Output the records. Match them exactly.

Dataset records
┏━━
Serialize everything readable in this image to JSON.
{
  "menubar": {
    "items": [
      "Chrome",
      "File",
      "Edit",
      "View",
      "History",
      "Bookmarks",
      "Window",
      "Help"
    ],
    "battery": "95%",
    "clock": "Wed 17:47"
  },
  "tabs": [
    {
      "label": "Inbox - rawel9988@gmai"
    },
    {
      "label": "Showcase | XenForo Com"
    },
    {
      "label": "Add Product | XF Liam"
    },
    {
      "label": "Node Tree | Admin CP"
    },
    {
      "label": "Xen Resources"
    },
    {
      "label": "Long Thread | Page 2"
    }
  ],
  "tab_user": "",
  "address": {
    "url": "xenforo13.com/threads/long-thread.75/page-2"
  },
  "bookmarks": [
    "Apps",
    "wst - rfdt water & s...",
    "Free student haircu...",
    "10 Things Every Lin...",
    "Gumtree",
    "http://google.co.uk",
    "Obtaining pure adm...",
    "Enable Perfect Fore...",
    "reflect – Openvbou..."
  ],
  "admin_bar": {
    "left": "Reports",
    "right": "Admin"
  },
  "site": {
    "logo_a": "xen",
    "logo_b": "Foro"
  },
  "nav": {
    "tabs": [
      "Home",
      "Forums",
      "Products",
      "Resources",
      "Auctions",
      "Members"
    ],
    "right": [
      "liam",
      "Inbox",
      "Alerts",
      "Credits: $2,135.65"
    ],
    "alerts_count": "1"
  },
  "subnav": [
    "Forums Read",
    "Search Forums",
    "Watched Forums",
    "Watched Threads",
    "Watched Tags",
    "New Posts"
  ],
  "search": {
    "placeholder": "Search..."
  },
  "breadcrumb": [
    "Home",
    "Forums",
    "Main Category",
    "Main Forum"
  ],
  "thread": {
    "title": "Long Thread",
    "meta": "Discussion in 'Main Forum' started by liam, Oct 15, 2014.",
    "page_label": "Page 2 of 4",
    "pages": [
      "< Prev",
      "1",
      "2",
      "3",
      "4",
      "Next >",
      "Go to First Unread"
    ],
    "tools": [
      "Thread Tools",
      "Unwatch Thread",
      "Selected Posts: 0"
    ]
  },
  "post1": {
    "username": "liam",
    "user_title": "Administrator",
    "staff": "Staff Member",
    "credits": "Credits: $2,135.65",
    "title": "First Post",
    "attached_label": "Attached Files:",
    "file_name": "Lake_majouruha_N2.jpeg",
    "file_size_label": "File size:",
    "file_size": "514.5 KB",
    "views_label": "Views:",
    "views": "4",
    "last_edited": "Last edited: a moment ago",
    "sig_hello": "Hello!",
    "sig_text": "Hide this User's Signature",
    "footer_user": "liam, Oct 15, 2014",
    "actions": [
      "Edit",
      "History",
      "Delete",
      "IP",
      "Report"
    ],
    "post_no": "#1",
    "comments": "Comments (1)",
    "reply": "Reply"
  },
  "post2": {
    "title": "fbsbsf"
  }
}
┗━━
RESULT OF THIS EXERCISE ->
Serialize everything readable in this image to JSON.
{
  "menubar": {
    "items": [
      "Chrome",
      "File",
      "Edit",
      "View",
      "History",
      "Bookmarks",
      "Window",
      "Help"
    ],
    "battery": "95%",
    "clock": "Wed 17:47"
  },
  "tabs": [
    {
      "label": "Inbox - rawel9988@gmai"
    },
    {
      "label": "Showcase | XenForo Com"
    },
    {
      "label": "Add Product | XF Liam"
    },
    {
      "label": "Node Tree | Admin CP"
    },
    {
      "label": "Xen Resources"
    },
    {
      "label": "Long Thread | Page 2"
    }
  ],
  "tab_user": "",
  "address": {
    "url": "xenforo13.com/threads/long-thread.75/page-2"
  },
  "bookmarks": [
    "Apps",
    "wst - rfdt water & s...",
    "Free student haircu...",
    "10 Things Every Lin...",
    "Gumtree",
    "http://google.co.uk",
    "Obtaining pure adm...",
    "Enable Perfect Fore...",
    "reflect – Openvbou..."
  ],
  "admin_bar": {
    "left": "Reports",
    "right": "Admin"
  },
  "site": {
    "logo_a": "xen",
    "logo_b": "Foro"
  },
  "nav": {
    "tabs": [
      "Home",
      "Forums",
      "Products",
      "Resources",
      "Auctions",
      "Members"
    ],
    "right": [
      "liam",
      "Inbox",
      "Alerts",
      "Credits: $2,135.65"
    ],
    "alerts_count": "1"
  },
  "subnav": [
    "Forums Read",
    "Search Forums",
    "Watched Forums",
    "Watched Threads",
    "Watched Tags",
    "New Posts"
  ],
  "search": {
    "placeholder": "Search..."
  },
  "breadcrumb": [
    "Home",
    "Forums",
    "Main Category",
    "Main Forum"
  ],
  "thread": {
    "title": "Long Thread",
    "meta": "Discussion in 'Main Forum' started by liam, Oct 15, 2014.",
    "page_label": "Page 2 of 4",
    "pages": [
      "< Prev",
      "1",
      "2",
      "3",
      "4",
      "Next >",
      "Go to First Unread"
    ],
    "tools": [
      "Thread Tools",
      "Unwatch Thread",
      "Selected Posts: 0"
    ]
  },
  "post1": {
    "username": "liam",
    "user_title": "Administrator",
    "staff": "Staff Member",
    "credits": "Credits: $2,135.65",
    "title": "First Post",
    "attached_label": "Attached Files:",
    "file_name": "Lake_majouruha_N2.jpeg",
    "file_size_label": "File size:",
    "file_size": "514.5 KB",
    "views_label": "Views:",
    "views": "4",
    "last_edited": "Last edited: a moment ago",
    "sig_hello": "Hello!",
    "sig_text": "Hide this User's Signature",
    "footer_user": "liam, Oct 15, 2014",
    "actions": [
      "Edit",
      "History",
      "Delete",
      "IP",
      "Report"
    ],
    "post_no": "#1",
    "comments": "Comments (1)",
    "reply": "Reply"
  },
  "post2": {
    "title": "fbsbsf"
  }
}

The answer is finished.